[What you will do] Recast the opening run of entries as a JSON list of strings, one per line, with blank lines dropped. Begin at the very first line of the entries and stop after the line that contains "colorbar-title: fino (%)", including both.

[Entries shown]
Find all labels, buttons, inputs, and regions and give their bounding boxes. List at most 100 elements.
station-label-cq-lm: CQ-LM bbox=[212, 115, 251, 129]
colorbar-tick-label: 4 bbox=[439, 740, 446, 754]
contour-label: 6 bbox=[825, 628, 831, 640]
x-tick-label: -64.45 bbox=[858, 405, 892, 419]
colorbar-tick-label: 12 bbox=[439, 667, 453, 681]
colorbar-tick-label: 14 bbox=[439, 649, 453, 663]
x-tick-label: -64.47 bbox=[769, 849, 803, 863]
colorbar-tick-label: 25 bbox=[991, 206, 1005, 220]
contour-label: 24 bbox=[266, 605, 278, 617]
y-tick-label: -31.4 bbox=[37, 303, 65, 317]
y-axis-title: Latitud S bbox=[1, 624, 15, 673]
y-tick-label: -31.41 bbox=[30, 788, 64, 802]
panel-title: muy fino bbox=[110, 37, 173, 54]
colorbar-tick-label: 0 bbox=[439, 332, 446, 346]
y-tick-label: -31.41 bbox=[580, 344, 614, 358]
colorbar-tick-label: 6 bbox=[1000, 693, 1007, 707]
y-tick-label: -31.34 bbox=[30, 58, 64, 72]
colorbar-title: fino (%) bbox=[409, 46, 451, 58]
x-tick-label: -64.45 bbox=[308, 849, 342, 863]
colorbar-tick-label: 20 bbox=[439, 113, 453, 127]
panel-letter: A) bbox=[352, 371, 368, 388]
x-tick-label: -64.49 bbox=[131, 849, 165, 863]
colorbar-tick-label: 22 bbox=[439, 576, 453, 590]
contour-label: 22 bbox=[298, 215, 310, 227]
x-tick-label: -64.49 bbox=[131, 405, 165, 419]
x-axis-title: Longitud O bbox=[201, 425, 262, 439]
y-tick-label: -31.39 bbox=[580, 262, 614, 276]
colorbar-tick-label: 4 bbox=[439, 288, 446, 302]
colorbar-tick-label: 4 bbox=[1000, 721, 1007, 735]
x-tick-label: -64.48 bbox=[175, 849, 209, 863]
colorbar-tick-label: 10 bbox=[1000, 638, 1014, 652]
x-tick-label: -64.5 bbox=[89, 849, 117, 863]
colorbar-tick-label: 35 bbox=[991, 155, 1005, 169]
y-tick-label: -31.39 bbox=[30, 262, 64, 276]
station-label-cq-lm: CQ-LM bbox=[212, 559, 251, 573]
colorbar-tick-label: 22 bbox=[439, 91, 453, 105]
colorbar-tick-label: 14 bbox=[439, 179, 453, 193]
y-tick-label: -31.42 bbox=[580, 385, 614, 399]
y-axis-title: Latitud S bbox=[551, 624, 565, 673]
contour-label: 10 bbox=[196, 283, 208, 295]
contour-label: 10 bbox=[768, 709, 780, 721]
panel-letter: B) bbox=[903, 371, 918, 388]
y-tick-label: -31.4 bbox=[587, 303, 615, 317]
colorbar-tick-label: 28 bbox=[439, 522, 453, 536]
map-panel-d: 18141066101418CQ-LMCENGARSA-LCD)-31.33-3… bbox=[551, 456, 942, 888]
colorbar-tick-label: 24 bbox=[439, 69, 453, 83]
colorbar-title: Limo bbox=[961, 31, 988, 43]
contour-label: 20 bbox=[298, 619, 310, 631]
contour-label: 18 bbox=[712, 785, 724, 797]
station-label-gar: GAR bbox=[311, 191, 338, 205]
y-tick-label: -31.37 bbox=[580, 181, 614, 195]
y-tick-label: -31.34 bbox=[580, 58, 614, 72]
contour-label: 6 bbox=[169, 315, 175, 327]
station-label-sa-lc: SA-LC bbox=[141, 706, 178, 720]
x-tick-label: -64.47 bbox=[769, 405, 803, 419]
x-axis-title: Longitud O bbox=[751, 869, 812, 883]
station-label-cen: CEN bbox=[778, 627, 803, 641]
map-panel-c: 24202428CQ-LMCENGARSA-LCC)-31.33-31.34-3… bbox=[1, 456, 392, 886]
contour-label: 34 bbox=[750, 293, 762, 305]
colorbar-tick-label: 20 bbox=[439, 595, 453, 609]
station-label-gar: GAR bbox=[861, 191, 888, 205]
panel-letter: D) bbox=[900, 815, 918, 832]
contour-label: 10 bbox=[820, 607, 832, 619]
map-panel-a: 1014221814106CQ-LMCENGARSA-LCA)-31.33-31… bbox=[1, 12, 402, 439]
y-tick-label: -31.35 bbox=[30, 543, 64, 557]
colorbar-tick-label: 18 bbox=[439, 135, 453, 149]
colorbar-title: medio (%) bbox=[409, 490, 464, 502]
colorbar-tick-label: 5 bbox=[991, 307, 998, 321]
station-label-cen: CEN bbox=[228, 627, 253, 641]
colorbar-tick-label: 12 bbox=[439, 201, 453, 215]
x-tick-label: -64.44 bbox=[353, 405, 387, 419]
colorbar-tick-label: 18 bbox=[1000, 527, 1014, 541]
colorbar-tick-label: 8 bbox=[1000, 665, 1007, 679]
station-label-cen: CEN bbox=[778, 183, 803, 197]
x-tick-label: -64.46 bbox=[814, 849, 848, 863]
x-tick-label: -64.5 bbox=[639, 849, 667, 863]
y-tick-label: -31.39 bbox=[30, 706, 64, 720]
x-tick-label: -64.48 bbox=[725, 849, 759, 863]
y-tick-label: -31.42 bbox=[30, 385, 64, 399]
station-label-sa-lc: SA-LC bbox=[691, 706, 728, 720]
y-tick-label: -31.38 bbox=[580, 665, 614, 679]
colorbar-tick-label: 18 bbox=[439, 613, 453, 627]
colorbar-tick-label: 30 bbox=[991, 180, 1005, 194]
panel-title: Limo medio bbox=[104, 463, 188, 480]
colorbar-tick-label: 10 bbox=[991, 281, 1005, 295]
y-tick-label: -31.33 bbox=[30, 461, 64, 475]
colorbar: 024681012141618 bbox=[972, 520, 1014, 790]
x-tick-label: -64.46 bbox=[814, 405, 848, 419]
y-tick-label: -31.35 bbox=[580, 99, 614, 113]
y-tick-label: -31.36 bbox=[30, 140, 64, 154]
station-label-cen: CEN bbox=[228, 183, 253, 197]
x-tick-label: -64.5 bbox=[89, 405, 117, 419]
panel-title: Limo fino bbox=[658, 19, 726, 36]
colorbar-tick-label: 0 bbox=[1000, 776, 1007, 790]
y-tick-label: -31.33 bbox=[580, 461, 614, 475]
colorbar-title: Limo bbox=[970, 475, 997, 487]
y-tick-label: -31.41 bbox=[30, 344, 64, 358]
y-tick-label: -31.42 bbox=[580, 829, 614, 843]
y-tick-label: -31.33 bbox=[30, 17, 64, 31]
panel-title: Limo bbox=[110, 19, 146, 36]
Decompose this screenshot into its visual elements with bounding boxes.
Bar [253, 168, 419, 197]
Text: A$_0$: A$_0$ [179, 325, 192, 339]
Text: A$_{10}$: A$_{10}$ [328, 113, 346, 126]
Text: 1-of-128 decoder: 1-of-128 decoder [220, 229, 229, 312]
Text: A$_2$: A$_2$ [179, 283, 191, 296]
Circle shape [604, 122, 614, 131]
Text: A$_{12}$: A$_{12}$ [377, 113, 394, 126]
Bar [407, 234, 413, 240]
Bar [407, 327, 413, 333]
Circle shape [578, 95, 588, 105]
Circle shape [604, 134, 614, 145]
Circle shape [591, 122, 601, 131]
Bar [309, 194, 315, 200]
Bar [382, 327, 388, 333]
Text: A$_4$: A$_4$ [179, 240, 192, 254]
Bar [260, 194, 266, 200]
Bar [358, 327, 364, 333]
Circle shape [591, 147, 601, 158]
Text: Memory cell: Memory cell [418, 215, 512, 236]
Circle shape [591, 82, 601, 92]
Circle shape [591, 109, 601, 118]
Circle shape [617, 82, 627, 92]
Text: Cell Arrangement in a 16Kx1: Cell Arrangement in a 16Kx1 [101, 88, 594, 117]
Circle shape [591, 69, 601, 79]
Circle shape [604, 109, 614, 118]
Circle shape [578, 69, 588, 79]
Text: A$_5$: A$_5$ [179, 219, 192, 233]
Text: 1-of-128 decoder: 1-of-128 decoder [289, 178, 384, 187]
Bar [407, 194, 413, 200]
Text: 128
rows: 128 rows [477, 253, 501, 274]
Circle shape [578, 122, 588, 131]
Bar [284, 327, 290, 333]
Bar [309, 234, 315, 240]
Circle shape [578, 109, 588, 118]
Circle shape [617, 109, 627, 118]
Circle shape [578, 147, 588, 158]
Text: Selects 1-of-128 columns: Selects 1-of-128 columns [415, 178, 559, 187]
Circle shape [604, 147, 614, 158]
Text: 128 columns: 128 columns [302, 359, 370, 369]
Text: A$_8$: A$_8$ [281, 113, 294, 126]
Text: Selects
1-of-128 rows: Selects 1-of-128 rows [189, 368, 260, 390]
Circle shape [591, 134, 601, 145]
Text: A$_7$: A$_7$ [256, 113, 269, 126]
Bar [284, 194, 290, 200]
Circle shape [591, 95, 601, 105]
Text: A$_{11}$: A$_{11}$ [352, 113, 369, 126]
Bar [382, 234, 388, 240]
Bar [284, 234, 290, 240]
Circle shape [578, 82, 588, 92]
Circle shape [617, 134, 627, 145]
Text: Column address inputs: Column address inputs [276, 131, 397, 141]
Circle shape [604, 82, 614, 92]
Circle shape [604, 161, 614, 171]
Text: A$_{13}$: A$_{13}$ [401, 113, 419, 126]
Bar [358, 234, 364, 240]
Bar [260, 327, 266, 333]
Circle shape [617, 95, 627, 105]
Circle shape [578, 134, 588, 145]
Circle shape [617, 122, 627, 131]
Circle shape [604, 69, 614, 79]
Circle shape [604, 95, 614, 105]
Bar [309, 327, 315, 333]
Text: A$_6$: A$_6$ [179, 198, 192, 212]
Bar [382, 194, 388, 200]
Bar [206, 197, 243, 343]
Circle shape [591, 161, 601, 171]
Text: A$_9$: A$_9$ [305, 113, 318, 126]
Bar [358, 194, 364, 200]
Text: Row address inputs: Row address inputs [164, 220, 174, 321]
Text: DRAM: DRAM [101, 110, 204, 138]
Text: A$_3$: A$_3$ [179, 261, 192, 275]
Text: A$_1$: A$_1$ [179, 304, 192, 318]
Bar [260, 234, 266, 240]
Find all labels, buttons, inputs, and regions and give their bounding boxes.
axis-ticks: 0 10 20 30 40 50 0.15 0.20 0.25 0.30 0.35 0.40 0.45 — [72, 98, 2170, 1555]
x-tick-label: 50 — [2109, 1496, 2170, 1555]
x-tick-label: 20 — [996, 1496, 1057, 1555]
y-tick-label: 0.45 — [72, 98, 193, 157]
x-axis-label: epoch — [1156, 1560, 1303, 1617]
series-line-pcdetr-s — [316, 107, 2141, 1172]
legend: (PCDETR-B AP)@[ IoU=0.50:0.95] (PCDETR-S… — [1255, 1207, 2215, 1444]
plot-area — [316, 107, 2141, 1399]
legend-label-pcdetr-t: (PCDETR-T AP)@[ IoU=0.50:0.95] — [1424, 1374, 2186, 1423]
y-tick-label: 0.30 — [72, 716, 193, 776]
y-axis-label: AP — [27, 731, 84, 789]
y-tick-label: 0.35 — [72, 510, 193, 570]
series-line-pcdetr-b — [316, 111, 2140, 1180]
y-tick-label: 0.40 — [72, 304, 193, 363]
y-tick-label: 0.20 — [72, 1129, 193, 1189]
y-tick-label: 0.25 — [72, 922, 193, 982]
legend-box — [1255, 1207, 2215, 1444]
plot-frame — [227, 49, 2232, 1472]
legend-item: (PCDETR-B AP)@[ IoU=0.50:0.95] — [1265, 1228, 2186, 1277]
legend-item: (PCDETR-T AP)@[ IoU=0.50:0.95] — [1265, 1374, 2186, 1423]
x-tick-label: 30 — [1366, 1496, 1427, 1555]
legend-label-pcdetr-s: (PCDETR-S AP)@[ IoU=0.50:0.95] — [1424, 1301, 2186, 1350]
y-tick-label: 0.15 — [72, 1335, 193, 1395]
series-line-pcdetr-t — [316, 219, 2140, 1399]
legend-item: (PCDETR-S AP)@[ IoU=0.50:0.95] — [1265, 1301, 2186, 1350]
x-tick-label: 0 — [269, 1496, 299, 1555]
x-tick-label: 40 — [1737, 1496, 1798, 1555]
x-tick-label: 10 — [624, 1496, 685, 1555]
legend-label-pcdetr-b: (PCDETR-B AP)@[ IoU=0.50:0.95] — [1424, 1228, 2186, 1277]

[Task output]
[
  "Find all labels, buttons, inputs, and regions and give their bounding boxes. List at most 100 elements.",
  "station-label-cq-lm: CQ-LM bbox=[212, 115, 251, 129]",
  "colorbar-tick-label: 4 bbox=[439, 740, 446, 754]",
  "contour-label: 6 bbox=[825, 628, 831, 640]",
  "x-tick-label: -64.45 bbox=[858, 405, 892, 419]",
  "colorbar-tick-label: 12 bbox=[439, 667, 453, 681]",
  "colorbar-tick-label: 14 bbox=[439, 649, 453, 663]",
  "x-tick-label: -64.47 bbox=[769, 849, 803, 863]",
  "colorbar-tick-label: 25 bbox=[991, 206, 1005, 220]",
  "contour-label: 24 bbox=[266, 605, 278, 617]",
  "y-tick-label: -31.4 bbox=[37, 303, 65, 317]",
  "y-axis-title: Latitud S bbox=[1, 624, 15, 673]",
  "y-tick-label: -31.41 bbox=[30, 788, 64, 802]",
  "panel-title: muy fino bbox=[110, 37, 173, 54]",
  "colorbar-tick-label: 0 bbox=[439, 332, 446, 346]",
  "y-tick-label: -31.41 bbox=[580, 344, 614, 358]",
  "colorbar-tick-label: 6 bbox=[1000, 693, 1007, 707]",
  "y-tick-label: -31.34 bbox=[30, 58, 64, 72]",
  "colorbar-title: fino (%) bbox=[409, 46, 451, 58]"
]